Retype the material in full, keeping every word the same.

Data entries
◇ ◇ ◇ ◇ ◇

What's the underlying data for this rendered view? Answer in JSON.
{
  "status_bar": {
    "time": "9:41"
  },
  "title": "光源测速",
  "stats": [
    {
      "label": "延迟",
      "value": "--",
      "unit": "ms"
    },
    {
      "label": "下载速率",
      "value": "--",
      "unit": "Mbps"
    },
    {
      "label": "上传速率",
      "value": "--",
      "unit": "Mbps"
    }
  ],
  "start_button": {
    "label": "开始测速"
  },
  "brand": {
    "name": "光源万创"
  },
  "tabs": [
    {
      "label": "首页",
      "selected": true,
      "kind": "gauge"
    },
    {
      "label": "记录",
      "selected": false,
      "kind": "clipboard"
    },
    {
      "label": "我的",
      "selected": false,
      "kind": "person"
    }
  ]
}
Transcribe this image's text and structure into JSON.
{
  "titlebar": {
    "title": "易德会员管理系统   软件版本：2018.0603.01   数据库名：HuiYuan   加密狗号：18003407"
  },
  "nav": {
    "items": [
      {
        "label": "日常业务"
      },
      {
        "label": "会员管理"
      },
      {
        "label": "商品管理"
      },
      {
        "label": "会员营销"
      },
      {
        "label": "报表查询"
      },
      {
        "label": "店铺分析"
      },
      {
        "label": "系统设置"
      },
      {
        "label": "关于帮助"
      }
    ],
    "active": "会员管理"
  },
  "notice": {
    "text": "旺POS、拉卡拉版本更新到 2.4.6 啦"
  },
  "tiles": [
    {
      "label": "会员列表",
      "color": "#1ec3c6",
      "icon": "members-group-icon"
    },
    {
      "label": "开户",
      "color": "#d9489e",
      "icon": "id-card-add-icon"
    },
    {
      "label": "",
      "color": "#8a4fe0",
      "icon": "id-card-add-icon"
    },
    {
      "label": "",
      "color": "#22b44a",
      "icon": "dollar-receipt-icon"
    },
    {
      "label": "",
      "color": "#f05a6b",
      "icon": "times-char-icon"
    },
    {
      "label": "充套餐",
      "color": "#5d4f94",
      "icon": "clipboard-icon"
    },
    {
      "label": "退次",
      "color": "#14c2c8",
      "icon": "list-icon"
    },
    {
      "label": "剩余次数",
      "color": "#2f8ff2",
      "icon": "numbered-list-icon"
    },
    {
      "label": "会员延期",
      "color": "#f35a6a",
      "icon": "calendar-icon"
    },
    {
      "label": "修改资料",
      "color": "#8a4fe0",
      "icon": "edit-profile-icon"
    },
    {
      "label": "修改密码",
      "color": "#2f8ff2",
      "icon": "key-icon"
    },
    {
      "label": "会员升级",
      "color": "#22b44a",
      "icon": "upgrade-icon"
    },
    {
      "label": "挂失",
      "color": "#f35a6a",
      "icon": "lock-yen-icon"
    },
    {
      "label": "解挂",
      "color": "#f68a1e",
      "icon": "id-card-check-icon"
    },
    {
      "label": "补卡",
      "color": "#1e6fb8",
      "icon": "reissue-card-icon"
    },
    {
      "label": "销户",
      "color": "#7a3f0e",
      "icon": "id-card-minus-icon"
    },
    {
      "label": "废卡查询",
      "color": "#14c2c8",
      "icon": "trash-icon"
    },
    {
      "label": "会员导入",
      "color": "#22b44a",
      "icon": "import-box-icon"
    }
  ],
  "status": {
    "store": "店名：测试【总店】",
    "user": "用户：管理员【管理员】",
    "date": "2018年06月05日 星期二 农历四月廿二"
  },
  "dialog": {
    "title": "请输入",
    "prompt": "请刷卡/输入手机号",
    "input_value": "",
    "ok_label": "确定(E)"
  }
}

◇ ◇ ◇ ◇ ◇

(Output below)
What's the underlying data for this rendered view? Answer in JSON.
{
  "status_bar": {
    "time": "9:41"
  },
  "title": "光源测速",
  "stats": [
    {
      "label": "延迟",
      "value": "--",
      "unit": "ms"
    },
    {
      "label": "下载速率",
      "value": "--",
      "unit": "Mbps"
    },
    {
      "label": "上传速率",
      "value": "--",
      "unit": "Mbps"
    }
  ],
  "start_button": {
    "label": "开始测速"
  },
  "brand": {
    "name": "光源万创"
  },
  "tabs": [
    {
      "label": "首页",
      "selected": true,
      "kind": "gauge"
    },
    {
      "label": "记录",
      "selected": false,
      "kind": "clipboard"
    },
    {
      "label": "我的",
      "selected": false,
      "kind": "person"
    }
  ]
}
Transcribe this image's text and structure into JSON.
{
  "titlebar": {
    "title": "易德会员管理系统   软件版本：2018.0603.01   数据库名：HuiYuan   加密狗号：18003407"
  },
  "nav": {
    "items": [
      {
        "label": "日常业务"
      },
      {
        "label": "会员管理"
      },
      {
        "label": "商品管理"
      },
      {
        "label": "会员营销"
      },
      {
        "label": "报表查询"
      },
      {
        "label": "店铺分析"
      },
      {
        "label": "系统设置"
      },
      {
        "label": "关于帮助"
      }
    ],
    "active": "会员管理"
  },
  "notice": {
    "text": "旺POS、拉卡拉版本更新到 2.4.6 啦"
  },
  "tiles": [
    {
      "label": "会员列表",
      "color": "#1ec3c6",
      "icon": "members-group-icon"
    },
    {
      "label": "开户",
      "color": "#d9489e",
      "icon": "id-card-add-icon"
    },
    {
      "label": "",
      "color": "#8a4fe0",
      "icon": "id-card-add-icon"
    },
    {
      "label": "",
      "color": "#22b44a",
      "icon": "dollar-receipt-icon"
    },
    {
      "label": "",
      "color": "#f05a6b",
      "icon": "times-char-icon"
    },
    {
      "label": "充套餐",
      "color": "#5d4f94",
      "icon": "clipboard-icon"
    },
    {
      "label": "退次",
      "color": "#14c2c8",
      "icon": "list-icon"
    },
    {
      "label": "剩余次数",
      "color": "#2f8ff2",
      "icon": "numbered-list-icon"
    },
    {
      "label": "会员延期",
      "color": "#f35a6a",
      "icon": "calendar-icon"
    },
    {
      "label": "修改资料",
      "color": "#8a4fe0",
      "icon": "edit-profile-icon"
    },
    {
      "label": "修改密码",
      "color": "#2f8ff2",
      "icon": "key-icon"
    },
    {
      "label": "会员升级",
      "color": "#22b44a",
      "icon": "upgrade-icon"
    },
    {
      "label": "挂失",
      "color": "#f35a6a",
      "icon": "lock-yen-icon"
    },
    {
      "label": "解挂",
      "color": "#f68a1e",
      "icon": "id-card-check-icon"
    },
    {
      "label": "补卡",
      "color": "#1e6fb8",
      "icon": "reissue-card-icon"
    },
    {
      "label": "销户",
      "color": "#7a3f0e",
      "icon": "id-card-minus-icon"
    },
    {
      "label": "废卡查询",
      "color": "#14c2c8",
      "icon": "trash-icon"
    },
    {
      "label": "会员导入",
      "color": "#22b44a",
      "icon": "import-box-icon"
    }
  ],
  "status": {
    "store": "店名：测试【总店】",
    "user": "用户：管理员【管理员】",
    "date": "2018年06月05日 星期二 农历四月廿二"
  },
  "dialog": {
    "title": "请输入",
    "prompt": "请刷卡/输入手机号",
    "input_value": "",
    "ok_label": "确定(E)"
  }
}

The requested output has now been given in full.